What number of lines contain the word "this"? Reply with the number and nothing else.

(Source records)
** BEGIN **

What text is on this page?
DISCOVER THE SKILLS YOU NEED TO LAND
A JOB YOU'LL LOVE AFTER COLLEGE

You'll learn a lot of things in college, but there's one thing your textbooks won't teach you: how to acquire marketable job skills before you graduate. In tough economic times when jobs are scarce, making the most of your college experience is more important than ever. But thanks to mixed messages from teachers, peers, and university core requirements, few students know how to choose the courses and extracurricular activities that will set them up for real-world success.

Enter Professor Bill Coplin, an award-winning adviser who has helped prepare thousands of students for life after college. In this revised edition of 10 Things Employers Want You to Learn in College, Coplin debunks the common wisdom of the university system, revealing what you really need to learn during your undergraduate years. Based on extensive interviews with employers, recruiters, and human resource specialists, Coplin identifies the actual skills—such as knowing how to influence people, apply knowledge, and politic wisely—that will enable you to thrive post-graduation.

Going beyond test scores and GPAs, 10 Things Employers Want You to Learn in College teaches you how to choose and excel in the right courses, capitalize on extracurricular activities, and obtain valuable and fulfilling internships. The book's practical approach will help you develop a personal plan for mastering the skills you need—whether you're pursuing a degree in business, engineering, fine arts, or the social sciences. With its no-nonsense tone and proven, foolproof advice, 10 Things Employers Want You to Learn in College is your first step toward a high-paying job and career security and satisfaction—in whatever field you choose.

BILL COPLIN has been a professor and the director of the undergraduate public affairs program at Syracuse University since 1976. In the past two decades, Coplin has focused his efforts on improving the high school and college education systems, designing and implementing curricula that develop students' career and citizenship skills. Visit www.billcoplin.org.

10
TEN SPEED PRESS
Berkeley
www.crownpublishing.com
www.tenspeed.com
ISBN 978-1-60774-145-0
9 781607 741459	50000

** END **
** BEGIN **

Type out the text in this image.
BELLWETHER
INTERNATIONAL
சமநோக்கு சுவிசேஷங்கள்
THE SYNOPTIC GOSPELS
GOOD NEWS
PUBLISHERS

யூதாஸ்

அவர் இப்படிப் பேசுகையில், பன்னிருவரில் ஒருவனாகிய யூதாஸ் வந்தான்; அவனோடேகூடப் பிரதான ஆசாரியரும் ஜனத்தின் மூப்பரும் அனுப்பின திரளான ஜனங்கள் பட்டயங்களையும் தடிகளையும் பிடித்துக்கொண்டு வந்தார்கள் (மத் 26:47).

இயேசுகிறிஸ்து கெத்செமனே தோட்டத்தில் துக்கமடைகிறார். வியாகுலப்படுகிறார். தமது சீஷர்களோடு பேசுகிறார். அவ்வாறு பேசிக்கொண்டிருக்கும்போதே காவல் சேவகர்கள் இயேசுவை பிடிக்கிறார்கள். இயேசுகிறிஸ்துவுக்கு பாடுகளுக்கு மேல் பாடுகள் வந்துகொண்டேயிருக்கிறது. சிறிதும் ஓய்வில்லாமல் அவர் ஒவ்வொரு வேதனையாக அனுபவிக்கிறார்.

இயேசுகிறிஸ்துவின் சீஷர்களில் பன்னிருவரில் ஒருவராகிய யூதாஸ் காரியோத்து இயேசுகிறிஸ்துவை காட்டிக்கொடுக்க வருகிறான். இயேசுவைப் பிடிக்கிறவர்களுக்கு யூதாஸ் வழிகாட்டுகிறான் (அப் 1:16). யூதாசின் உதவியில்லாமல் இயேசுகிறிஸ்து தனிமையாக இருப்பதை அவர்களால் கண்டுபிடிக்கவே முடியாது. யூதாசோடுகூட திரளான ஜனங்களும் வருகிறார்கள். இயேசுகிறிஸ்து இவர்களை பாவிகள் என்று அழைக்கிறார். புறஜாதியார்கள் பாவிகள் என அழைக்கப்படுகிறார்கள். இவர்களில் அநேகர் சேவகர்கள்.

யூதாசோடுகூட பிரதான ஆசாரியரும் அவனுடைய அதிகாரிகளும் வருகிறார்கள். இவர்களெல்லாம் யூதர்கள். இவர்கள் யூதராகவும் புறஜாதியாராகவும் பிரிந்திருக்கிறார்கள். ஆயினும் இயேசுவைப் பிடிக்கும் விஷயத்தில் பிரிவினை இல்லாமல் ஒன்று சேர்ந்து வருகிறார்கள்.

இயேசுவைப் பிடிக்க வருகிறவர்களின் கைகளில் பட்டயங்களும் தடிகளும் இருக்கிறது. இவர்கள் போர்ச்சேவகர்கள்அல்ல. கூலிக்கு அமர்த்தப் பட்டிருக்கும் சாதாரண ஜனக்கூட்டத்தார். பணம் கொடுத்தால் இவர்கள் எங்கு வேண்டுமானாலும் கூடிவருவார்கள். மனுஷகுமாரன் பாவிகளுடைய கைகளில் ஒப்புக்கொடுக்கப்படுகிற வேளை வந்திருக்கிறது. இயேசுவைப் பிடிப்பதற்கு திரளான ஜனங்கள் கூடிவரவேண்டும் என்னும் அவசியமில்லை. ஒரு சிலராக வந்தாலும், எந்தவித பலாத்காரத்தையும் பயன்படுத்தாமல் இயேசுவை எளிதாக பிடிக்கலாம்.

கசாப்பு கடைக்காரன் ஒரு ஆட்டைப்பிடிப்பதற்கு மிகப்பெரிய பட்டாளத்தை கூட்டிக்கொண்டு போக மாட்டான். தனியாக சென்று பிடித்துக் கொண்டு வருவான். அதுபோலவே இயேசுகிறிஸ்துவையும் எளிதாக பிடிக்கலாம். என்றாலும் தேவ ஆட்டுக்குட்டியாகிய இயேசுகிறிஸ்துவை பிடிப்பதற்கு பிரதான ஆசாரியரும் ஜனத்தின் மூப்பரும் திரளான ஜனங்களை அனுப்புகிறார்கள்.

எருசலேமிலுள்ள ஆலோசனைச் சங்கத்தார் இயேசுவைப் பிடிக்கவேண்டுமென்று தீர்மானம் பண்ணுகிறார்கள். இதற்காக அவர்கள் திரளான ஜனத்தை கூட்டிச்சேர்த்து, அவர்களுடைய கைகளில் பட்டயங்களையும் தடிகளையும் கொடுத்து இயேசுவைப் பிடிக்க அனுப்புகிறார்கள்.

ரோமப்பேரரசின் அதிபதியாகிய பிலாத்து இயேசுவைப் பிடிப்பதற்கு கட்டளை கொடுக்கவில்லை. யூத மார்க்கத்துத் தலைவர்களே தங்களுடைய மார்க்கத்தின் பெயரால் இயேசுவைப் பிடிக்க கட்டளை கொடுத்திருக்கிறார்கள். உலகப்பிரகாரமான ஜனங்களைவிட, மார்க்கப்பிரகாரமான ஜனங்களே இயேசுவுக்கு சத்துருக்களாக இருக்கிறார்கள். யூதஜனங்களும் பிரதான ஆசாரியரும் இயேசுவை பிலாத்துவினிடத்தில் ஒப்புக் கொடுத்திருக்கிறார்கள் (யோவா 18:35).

** END **

> [FINISHED ANSWER] 3